- [Aufgaben]
**a)** Wohin lassen sich die Kämpfe laut dem Textabschnitt über das Podcastmachen nicht verlegen?
**b)** Setze den Textabschnitt über Kämpfe und das Podcastmachen nach seinem letzten Satz fort.
#### Textabschnitt ####
Gleichzeitig passieren die ganze Zeit -jetzt, und auch davor- Dinge, die nicht einfach hinzunehmen sind – ich habe eine Aufzählung versucht, die aber abgebrochen, da sie sowieso nicht vollständig wäre. Jedenfalls können die Kämpfe, die gekämpft werden, nicht ins “Homeoffice” verlegt werden. Sie müssen auch im Draußen stattfinden.
Trotzdem kann mensch, so wie wir, einen Podcast machen. Warum auch nicht (siehe oben).
#### Gespeicherte Einträge ####
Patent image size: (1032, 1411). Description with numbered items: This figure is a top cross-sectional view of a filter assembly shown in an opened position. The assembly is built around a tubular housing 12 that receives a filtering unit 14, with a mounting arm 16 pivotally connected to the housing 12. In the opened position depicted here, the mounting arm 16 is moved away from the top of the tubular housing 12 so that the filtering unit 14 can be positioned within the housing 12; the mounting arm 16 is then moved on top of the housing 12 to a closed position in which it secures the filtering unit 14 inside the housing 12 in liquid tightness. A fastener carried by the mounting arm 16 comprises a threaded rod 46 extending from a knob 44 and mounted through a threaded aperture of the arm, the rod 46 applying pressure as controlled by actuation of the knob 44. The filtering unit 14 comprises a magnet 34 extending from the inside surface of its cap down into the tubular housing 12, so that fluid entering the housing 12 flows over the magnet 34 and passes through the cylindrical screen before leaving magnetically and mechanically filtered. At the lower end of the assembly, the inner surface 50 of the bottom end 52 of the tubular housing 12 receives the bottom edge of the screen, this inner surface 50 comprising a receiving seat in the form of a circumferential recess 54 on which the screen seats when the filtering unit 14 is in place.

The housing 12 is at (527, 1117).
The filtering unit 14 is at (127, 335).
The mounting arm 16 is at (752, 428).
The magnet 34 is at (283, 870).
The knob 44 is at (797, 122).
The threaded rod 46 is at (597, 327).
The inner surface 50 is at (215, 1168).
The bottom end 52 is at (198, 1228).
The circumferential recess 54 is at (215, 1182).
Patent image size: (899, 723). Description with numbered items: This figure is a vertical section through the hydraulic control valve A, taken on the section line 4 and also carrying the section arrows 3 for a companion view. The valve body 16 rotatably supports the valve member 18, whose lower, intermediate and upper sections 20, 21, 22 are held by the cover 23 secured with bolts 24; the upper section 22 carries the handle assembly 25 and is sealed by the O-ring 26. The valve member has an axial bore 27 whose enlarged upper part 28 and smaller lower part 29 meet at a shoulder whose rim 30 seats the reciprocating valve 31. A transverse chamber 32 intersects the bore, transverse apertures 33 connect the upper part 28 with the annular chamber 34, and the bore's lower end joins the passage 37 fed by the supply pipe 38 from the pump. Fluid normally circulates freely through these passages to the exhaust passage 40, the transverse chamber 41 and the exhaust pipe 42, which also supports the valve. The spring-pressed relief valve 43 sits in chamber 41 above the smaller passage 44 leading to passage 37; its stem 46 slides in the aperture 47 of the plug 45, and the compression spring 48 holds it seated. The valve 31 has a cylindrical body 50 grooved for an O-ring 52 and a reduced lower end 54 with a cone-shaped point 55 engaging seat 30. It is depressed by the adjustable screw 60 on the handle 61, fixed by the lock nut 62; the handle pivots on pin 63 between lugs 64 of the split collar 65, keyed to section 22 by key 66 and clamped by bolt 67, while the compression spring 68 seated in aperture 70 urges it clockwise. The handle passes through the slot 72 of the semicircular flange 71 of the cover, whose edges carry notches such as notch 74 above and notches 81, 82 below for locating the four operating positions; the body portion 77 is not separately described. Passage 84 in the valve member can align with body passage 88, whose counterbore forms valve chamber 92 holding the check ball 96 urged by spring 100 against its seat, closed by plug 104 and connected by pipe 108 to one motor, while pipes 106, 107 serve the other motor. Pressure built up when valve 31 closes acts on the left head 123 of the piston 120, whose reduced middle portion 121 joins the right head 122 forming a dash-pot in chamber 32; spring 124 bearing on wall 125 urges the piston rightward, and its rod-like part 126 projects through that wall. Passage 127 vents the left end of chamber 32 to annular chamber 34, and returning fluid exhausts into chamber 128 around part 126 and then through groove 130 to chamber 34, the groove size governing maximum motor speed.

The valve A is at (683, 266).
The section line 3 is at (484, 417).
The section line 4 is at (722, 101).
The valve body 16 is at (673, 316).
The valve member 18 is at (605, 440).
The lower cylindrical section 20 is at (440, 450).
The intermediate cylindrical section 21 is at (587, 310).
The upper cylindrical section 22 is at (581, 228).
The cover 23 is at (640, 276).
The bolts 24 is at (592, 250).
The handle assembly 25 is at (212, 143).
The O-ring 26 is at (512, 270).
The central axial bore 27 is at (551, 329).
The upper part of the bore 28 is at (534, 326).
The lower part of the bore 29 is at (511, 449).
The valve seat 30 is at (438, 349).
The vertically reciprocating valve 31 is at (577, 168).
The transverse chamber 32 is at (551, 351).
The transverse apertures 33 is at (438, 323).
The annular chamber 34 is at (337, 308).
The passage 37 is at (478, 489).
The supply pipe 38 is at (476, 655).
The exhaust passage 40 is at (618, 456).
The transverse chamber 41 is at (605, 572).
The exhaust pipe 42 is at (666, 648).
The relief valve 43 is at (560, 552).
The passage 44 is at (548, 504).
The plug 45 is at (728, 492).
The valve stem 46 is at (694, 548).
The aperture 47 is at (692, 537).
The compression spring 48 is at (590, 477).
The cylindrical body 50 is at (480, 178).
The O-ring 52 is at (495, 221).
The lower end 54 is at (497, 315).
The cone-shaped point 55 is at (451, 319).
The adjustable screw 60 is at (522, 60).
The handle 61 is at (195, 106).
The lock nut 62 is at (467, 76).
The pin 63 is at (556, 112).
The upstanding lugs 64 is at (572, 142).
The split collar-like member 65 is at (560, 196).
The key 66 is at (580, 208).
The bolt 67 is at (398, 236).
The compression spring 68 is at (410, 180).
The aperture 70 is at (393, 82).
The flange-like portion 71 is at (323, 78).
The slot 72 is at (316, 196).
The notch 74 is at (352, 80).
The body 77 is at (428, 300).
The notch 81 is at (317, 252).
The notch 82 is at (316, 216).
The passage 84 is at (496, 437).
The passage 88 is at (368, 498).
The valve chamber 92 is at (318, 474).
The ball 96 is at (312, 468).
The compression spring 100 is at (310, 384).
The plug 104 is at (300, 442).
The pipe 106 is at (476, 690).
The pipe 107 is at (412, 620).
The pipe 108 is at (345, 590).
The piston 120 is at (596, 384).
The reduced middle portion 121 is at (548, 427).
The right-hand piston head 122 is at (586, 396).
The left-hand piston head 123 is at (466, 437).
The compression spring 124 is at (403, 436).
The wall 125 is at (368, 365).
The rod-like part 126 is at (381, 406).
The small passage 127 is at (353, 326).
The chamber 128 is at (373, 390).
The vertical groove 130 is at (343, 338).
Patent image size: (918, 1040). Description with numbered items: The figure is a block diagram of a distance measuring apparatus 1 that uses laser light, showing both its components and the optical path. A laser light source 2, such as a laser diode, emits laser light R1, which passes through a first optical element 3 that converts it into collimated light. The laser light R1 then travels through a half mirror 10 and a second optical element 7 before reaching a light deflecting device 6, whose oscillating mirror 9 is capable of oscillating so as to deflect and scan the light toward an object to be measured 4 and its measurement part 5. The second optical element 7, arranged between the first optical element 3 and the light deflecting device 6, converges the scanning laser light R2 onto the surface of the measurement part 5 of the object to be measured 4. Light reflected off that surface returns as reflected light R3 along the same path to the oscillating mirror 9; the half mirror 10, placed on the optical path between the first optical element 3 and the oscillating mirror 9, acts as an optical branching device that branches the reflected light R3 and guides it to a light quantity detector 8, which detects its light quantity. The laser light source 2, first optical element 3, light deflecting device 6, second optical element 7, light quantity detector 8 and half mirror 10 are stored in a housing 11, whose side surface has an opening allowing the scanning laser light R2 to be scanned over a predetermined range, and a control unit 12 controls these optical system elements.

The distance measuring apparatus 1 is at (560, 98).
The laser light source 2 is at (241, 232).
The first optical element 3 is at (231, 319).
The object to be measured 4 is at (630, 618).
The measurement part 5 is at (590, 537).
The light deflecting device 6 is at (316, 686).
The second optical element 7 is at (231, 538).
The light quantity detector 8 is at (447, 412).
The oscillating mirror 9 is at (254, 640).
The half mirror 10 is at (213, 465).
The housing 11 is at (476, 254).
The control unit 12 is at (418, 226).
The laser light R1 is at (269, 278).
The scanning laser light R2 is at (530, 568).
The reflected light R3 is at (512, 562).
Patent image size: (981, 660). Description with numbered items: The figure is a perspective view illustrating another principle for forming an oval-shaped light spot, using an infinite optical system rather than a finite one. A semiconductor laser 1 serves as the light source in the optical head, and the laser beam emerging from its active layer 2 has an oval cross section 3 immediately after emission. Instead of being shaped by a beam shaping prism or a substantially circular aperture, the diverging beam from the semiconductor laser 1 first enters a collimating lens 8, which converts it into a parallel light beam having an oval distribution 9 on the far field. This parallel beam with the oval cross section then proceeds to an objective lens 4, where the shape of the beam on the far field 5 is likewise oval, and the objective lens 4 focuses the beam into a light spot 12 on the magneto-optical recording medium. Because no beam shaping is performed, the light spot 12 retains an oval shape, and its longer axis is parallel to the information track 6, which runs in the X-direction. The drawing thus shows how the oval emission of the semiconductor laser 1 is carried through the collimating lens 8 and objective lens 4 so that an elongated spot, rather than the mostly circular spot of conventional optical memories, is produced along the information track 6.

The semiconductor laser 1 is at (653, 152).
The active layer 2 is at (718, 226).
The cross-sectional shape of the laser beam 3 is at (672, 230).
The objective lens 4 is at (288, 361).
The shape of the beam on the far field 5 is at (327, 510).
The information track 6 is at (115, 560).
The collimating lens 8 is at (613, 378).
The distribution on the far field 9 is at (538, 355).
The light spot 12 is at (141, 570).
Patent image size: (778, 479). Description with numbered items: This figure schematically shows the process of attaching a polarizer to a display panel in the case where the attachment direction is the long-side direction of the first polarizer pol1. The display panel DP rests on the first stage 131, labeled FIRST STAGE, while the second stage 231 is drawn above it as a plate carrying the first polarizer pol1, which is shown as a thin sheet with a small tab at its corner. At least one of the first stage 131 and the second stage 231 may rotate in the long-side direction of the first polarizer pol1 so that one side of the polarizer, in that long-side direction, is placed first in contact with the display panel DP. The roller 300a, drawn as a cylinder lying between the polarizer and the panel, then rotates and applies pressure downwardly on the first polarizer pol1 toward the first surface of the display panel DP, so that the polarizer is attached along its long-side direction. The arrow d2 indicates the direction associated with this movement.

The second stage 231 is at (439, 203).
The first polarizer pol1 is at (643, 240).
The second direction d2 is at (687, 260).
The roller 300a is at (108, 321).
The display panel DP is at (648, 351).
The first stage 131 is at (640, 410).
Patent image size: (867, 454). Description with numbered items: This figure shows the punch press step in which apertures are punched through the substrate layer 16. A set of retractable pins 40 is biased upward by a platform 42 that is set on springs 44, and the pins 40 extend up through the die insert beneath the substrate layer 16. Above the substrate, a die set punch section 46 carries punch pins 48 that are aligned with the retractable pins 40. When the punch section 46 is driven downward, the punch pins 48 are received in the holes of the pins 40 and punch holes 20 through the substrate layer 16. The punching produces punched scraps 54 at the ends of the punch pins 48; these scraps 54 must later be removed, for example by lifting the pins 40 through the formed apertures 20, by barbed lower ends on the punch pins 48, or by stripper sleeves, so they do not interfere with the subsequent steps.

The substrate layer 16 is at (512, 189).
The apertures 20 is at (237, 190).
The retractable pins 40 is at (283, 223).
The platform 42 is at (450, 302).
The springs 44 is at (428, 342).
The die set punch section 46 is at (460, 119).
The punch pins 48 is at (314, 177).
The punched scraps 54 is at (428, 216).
####
- [Lösungen]
**a)** Ins „Homeoffice“.

**b)**
Ich finde es nur wichtig zu sagen, dass das nicht die einzige Form von Aktivismus sein kann, auch nicht im Moment. Denn es gibt Sachen, die auch im Draußen passieren: Geflüchtete, die in Lagern in Quarantäne gesteckt werden, Menschen ohne Obdach, deren Hilfsangebote eingeschränkt werden, Rassist*innen und Verschwörungstheoretiker*innen, die gerade Demos veranstalten, der Kapitalismus, in dessen Zuge vieleviele Menschen ausgebeutet werden…

Deswegen, und vielleicht bleibt dieser Text dann auch so kurz:
Respekt für alle die kämpfen, die informieren, die lehren und lernen, die Gedanken teilen und die stark bleiben – und lebendig.

Und wir machen hier weiter, und freuen uns gehört zu werden, mindestens von uns und vielleicht von ein paar anderen.